• **What you have to do**
In the records below, pick out all lines containing the word "services".

┌─ Data section

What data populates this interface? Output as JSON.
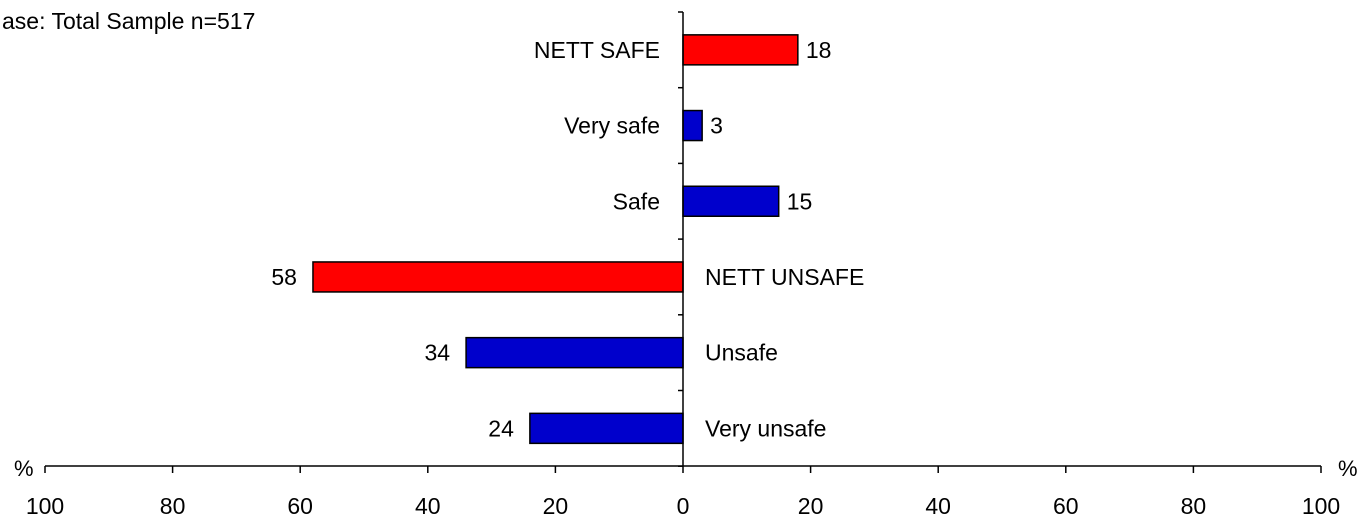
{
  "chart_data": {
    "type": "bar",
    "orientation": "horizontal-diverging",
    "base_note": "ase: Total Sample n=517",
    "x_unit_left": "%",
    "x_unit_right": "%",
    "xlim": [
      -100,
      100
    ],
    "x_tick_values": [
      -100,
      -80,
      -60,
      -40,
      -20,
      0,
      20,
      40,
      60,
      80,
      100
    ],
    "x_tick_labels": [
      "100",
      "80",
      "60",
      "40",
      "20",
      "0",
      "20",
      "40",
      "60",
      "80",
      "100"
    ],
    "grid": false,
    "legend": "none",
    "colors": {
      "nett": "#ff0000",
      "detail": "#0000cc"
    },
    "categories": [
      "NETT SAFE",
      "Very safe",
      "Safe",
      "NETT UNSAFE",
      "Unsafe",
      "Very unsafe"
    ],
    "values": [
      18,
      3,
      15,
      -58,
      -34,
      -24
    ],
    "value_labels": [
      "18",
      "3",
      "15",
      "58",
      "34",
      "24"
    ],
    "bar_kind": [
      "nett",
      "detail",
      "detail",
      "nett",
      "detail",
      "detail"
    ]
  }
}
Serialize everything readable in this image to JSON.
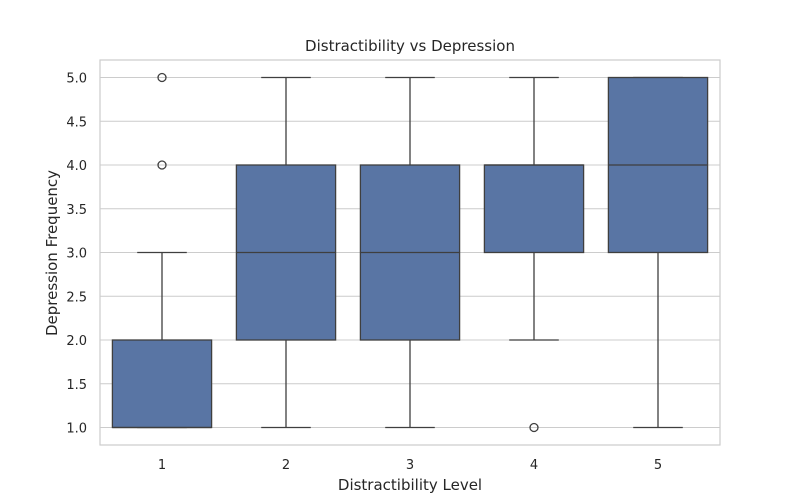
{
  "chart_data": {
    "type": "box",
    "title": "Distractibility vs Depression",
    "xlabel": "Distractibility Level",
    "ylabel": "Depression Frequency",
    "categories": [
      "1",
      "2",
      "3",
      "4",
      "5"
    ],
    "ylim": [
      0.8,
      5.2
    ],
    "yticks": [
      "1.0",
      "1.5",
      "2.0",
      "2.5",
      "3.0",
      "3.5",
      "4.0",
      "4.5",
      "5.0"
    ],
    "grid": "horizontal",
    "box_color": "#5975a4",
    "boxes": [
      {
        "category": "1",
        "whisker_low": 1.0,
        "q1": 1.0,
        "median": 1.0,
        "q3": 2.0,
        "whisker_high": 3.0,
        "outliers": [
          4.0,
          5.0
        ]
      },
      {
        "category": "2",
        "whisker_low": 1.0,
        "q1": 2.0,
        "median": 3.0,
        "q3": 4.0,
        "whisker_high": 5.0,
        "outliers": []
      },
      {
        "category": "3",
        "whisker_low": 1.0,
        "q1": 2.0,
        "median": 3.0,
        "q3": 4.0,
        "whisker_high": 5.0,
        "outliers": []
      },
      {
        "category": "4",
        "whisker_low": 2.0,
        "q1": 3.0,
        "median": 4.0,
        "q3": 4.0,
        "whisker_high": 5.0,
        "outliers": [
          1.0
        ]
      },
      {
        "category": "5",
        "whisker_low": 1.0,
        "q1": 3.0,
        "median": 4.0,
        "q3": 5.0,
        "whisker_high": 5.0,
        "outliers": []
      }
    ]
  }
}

└─
┌─ Data section

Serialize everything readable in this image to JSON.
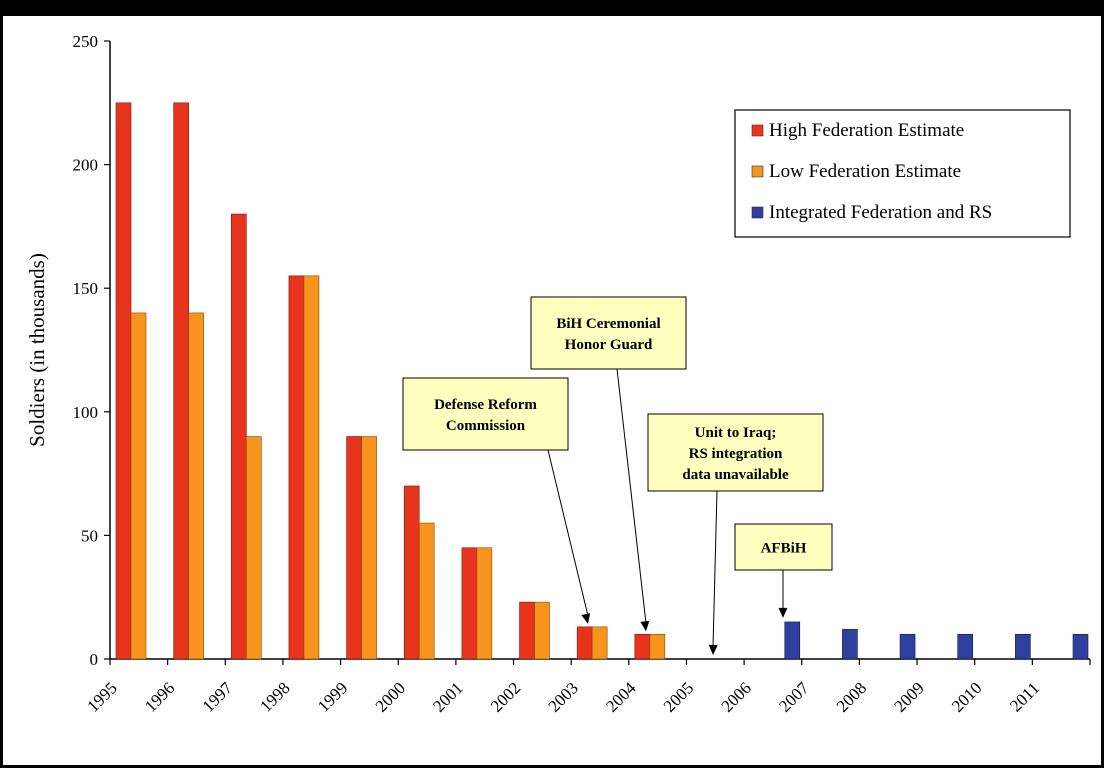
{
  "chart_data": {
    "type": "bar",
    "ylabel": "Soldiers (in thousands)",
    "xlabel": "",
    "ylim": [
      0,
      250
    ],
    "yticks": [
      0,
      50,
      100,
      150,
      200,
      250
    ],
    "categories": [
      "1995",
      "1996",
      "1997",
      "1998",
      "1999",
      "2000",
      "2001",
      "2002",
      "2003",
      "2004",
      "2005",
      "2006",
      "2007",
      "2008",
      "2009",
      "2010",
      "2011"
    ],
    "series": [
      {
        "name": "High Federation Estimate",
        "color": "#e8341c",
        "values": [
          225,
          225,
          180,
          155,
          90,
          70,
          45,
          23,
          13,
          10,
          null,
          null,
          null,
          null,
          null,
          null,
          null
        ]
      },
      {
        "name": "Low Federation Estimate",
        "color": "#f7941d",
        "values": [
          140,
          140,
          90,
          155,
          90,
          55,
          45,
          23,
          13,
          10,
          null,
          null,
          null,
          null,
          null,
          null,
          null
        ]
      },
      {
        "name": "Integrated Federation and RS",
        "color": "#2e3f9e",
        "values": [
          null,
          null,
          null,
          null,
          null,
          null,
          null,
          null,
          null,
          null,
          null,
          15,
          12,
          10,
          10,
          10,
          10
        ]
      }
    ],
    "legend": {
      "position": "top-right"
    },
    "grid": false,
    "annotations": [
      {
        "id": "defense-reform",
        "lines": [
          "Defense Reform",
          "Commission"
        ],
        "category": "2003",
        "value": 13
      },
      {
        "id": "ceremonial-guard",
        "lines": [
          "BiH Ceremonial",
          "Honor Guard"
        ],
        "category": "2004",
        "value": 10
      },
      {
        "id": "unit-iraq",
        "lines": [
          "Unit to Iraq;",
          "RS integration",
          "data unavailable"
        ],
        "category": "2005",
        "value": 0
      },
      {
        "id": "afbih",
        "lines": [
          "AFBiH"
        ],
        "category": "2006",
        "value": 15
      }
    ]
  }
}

└─
┌─ Data section

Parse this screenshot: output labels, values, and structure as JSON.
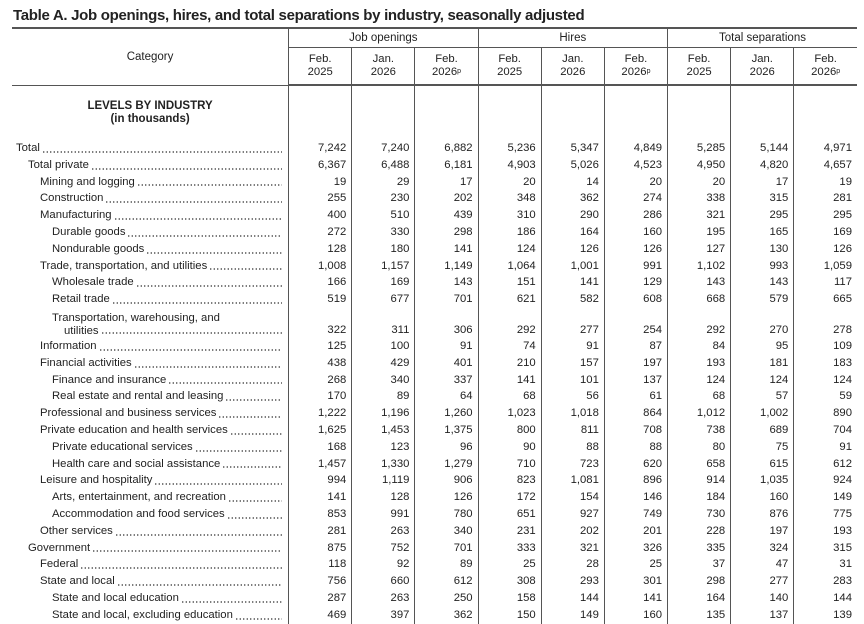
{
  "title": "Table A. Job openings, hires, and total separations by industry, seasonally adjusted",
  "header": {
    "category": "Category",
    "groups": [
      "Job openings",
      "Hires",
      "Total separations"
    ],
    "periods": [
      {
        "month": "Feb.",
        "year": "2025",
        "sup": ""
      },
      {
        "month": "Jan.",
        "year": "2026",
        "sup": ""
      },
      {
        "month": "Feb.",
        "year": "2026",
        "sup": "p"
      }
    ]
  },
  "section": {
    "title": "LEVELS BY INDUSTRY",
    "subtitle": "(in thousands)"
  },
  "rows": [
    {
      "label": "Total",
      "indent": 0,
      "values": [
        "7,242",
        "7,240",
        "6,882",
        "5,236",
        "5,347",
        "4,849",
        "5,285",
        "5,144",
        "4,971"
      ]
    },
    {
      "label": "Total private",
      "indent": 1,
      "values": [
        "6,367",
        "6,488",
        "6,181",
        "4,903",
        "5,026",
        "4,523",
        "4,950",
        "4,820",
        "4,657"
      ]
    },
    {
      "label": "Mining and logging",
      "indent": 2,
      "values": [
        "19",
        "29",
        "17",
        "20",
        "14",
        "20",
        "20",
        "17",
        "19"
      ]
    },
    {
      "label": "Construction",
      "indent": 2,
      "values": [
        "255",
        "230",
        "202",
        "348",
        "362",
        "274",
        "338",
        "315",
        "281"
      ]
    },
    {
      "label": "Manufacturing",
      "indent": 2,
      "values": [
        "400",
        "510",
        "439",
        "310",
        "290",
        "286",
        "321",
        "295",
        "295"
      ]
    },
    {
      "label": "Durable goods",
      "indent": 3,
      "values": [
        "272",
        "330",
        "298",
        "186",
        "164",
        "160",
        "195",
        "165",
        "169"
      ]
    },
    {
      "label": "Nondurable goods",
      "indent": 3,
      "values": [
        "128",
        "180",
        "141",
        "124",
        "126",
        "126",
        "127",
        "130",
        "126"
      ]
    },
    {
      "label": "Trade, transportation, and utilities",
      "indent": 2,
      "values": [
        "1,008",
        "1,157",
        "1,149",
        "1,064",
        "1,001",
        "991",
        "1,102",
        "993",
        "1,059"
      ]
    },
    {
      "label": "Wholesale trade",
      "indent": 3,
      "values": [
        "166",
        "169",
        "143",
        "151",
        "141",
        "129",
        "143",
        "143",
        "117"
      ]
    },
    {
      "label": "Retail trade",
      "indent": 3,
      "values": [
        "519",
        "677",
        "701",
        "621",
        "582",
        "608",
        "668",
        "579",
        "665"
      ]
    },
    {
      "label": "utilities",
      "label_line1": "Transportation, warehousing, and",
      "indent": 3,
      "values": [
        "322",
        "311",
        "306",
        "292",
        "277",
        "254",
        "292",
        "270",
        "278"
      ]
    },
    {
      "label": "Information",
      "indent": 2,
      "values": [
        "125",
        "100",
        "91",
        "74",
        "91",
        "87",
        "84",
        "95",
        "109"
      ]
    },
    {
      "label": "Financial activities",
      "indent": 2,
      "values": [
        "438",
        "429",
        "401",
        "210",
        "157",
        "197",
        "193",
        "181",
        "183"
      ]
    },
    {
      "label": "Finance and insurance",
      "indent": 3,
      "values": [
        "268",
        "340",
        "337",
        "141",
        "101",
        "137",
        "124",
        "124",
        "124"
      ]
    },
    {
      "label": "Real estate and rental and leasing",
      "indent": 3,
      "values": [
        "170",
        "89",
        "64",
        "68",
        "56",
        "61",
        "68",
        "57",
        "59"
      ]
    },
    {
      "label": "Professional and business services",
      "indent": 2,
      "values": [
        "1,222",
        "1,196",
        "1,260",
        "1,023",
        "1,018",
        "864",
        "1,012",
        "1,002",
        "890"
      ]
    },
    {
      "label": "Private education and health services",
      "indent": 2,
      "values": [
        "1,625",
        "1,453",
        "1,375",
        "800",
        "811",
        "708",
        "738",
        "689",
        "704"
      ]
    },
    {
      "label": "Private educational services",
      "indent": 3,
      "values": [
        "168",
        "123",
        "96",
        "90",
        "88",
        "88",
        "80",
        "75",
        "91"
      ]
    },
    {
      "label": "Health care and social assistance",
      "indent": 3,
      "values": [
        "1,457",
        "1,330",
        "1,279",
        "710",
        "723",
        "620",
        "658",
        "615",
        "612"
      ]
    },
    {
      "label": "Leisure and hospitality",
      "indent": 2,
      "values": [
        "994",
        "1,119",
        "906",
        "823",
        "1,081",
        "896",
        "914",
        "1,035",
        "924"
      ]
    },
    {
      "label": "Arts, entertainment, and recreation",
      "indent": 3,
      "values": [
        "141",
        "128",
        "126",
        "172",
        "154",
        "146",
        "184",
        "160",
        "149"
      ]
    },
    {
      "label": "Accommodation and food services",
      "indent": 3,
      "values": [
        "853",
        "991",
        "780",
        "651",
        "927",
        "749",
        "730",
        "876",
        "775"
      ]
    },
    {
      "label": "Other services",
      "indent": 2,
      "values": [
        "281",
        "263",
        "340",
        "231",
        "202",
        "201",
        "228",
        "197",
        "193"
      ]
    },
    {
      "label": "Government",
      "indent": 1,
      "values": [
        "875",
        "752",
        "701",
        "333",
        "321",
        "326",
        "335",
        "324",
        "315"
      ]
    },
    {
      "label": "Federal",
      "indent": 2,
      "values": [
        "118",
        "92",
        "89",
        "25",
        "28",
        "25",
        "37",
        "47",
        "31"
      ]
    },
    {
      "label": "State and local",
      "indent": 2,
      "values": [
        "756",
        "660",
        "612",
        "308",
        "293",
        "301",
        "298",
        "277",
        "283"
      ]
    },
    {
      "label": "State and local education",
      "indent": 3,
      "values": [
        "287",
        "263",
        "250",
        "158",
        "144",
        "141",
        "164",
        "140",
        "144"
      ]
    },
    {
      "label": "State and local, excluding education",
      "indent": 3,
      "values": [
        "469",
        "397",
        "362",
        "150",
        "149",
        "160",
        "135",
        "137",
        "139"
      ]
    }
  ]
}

└─

• **Task answer**
      "label": "Professional and business services",
      "label": "Private education and health services",
      "label": "Private educational services",
      "label": "Accommodation and food services",
      "label": "Other services",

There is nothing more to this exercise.